◆ Problem to solve:
Each entry has to be copied exactly, with nothing missed.

(Stored data entries)
● ● ● ●
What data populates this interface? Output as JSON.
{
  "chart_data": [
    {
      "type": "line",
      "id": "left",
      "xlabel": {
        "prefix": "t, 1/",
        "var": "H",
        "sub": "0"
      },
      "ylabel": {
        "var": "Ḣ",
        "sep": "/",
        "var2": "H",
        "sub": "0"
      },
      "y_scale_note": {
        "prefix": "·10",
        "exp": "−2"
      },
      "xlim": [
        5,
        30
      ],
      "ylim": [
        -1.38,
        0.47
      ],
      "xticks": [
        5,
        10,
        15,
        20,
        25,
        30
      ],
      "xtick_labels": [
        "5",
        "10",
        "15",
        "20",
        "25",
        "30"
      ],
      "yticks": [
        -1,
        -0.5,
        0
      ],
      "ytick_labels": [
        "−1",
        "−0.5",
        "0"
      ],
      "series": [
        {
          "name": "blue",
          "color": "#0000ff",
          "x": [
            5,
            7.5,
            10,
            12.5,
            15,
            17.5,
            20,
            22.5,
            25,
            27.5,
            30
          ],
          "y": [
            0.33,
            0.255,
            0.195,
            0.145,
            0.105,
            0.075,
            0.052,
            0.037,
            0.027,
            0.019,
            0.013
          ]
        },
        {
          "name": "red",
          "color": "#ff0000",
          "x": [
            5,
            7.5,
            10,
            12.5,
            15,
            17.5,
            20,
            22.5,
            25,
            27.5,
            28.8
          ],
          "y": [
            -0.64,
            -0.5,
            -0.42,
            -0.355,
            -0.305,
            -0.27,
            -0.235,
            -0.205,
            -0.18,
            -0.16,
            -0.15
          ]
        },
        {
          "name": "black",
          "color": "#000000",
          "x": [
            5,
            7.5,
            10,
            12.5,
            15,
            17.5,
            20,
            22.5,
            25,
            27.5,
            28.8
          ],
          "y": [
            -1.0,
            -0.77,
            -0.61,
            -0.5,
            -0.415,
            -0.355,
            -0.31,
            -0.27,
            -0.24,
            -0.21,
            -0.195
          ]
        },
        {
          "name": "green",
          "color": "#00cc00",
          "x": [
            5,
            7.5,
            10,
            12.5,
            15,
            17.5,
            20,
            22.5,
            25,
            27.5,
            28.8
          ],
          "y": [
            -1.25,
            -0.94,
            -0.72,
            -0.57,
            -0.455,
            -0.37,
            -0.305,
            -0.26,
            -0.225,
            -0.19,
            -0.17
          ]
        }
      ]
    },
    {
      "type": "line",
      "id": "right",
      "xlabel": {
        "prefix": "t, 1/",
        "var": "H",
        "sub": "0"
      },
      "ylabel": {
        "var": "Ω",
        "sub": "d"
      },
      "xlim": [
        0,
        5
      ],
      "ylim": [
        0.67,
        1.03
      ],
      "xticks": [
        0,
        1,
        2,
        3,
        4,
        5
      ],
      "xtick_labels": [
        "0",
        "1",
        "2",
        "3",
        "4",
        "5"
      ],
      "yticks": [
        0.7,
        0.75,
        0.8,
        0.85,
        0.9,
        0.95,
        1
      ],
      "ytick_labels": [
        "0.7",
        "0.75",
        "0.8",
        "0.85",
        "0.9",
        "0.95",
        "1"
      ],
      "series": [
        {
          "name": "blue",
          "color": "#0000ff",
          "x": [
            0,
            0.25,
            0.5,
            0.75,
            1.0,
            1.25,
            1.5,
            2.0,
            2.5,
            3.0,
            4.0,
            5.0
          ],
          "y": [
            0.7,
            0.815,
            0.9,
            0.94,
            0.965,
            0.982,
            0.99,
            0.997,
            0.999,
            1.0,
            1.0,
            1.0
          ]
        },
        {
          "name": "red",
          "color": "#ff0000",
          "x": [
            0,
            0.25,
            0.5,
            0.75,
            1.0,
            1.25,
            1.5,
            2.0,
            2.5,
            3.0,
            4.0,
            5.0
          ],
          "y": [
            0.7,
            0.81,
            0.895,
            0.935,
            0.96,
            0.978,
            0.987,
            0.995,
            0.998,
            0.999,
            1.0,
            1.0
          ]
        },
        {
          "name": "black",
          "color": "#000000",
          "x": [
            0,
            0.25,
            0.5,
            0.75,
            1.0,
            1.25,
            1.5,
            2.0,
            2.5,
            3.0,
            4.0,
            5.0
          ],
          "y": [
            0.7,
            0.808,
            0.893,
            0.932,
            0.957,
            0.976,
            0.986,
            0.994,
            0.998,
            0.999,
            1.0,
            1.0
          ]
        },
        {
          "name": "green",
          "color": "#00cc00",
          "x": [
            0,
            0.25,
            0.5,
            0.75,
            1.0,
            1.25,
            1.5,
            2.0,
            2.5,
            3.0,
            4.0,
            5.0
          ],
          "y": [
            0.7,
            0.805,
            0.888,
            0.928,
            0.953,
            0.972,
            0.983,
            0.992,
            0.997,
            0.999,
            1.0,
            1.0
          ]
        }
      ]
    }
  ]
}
● ● ● ●
◆ Reply:
What data populates this interface? Output as JSON.
{
  "chart_data": [
    {
      "type": "line",
      "id": "left",
      "xlabel": {
        "prefix": "t, 1/",
        "var": "H",
        "sub": "0"
      },
      "ylabel": {
        "var": "Ḣ",
        "sep": "/",
        "var2": "H",
        "sub": "0"
      },
      "y_scale_note": {
        "prefix": "·10",
        "exp": "−2"
      },
      "xlim": [
        5,
        30
      ],
      "ylim": [
        -1.38,
        0.47
      ],
      "xticks": [
        5,
        10,
        15,
        20,
        25,
        30
      ],
      "xtick_labels": [
        "5",
        "10",
        "15",
        "20",
        "25",
        "30"
      ],
      "yticks": [
        -1,
        -0.5,
        0
      ],
      "ytick_labels": [
        "−1",
        "−0.5",
        "0"
      ],
      "series": [
        {
          "name": "blue",
          "color": "#0000ff",
          "x": [
            5,
            7.5,
            10,
            12.5,
            15,
            17.5,
            20,
            22.5,
            25,
            27.5,
            30
          ],
          "y": [
            0.33,
            0.255,
            0.195,
            0.145,
            0.105,
            0.075,
            0.052,
            0.037,
            0.027,
            0.019,
            0.013
          ]
        },
        {
          "name": "red",
          "color": "#ff0000",
          "x": [
            5,
            7.5,
            10,
            12.5,
            15,
            17.5,
            20,
            22.5,
            25,
            27.5,
            28.8
          ],
          "y": [
            -0.64,
            -0.5,
            -0.42,
            -0.355,
            -0.305,
            -0.27,
            -0.235,
            -0.205,
            -0.18,
            -0.16,
            -0.15
          ]
        },
        {
          "name": "black",
          "color": "#000000",
          "x": [
            5,
            7.5,
            10,
            12.5,
            15,
            17.5,
            20,
            22.5,
            25,
            27.5,
            28.8
          ],
          "y": [
            -1.0,
            -0.77,
            -0.61,
            -0.5,
            -0.415,
            -0.355,
            -0.31,
            -0.27,
            -0.24,
            -0.21,
            -0.195
          ]
        },
        {
          "name": "green",
          "color": "#00cc00",
          "x": [
            5,
            7.5,
            10,
            12.5,
            15,
            17.5,
            20,
            22.5,
            25,
            27.5,
            28.8
          ],
          "y": [
            -1.25,
            -0.94,
            -0.72,
            -0.57,
            -0.455,
            -0.37,
            -0.305,
            -0.26,
            -0.225,
            -0.19,
            -0.17
          ]
        }
      ]
    },
    {
      "type": "line",
      "id": "right",
      "xlabel": {
        "prefix": "t, 1/",
        "var": "H",
        "sub": "0"
      },
      "ylabel": {
        "var": "Ω",
        "sub": "d"
      },
      "xlim": [
        0,
        5
      ],
      "ylim": [
        0.67,
        1.03
      ],
      "xticks": [
        0,
        1,
        2,
        3,
        4,
        5
      ],
      "xtick_labels": [
        "0",
        "1",
        "2",
        "3",
        "4",
        "5"
      ],
      "yticks": [
        0.7,
        0.75,
        0.8,
        0.85,
        0.9,
        0.95,
        1
      ],
      "ytick_labels": [
        "0.7",
        "0.75",
        "0.8",
        "0.85",
        "0.9",
        "0.95",
        "1"
      ],
      "series": [
        {
          "name": "blue",
          "color": "#0000ff",
          "x": [
            0,
            0.25,
            0.5,
            0.75,
            1.0,
            1.25,
            1.5,
            2.0,
            2.5,
            3.0,
            4.0,
            5.0
          ],
          "y": [
            0.7,
            0.815,
            0.9,
            0.94,
            0.965,
            0.982,
            0.99,
            0.997,
            0.999,
            1.0,
            1.0,
            1.0
          ]
        },
        {
          "name": "red",
          "color": "#ff0000",
          "x": [
            0,
            0.25,
            0.5,
            0.75,
            1.0,
            1.25,
            1.5,
            2.0,
            2.5,
            3.0,
            4.0,
            5.0
          ],
          "y": [
            0.7,
            0.81,
            0.895,
            0.935,
            0.96,
            0.978,
            0.987,
            0.995,
            0.998,
            0.999,
            1.0,
            1.0
          ]
        },
        {
          "name": "black",
          "color": "#000000",
          "x": [
            0,
            0.25,
            0.5,
            0.75,
            1.0,
            1.25,
            1.5,
            2.0,
            2.5,
            3.0,
            4.0,
            5.0
          ],
          "y": [
            0.7,
            0.808,
            0.893,
            0.932,
            0.957,
            0.976,
            0.986,
            0.994,
            0.998,
            0.999,
            1.0,
            1.0
          ]
        },
        {
          "name": "green",
          "color": "#00cc00",
          "x": [
            0,
            0.25,
            0.5,
            0.75,
            1.0,
            1.25,
            1.5,
            2.0,
            2.5,
            3.0,
            4.0,
            5.0
          ],
          "y": [
            0.7,
            0.805,
            0.888,
            0.928,
            0.953,
            0.972,
            0.983,
            0.992,
            0.997,
            0.999,
            1.0,
            1.0
          ]
        }
      ]
    }
  ]
}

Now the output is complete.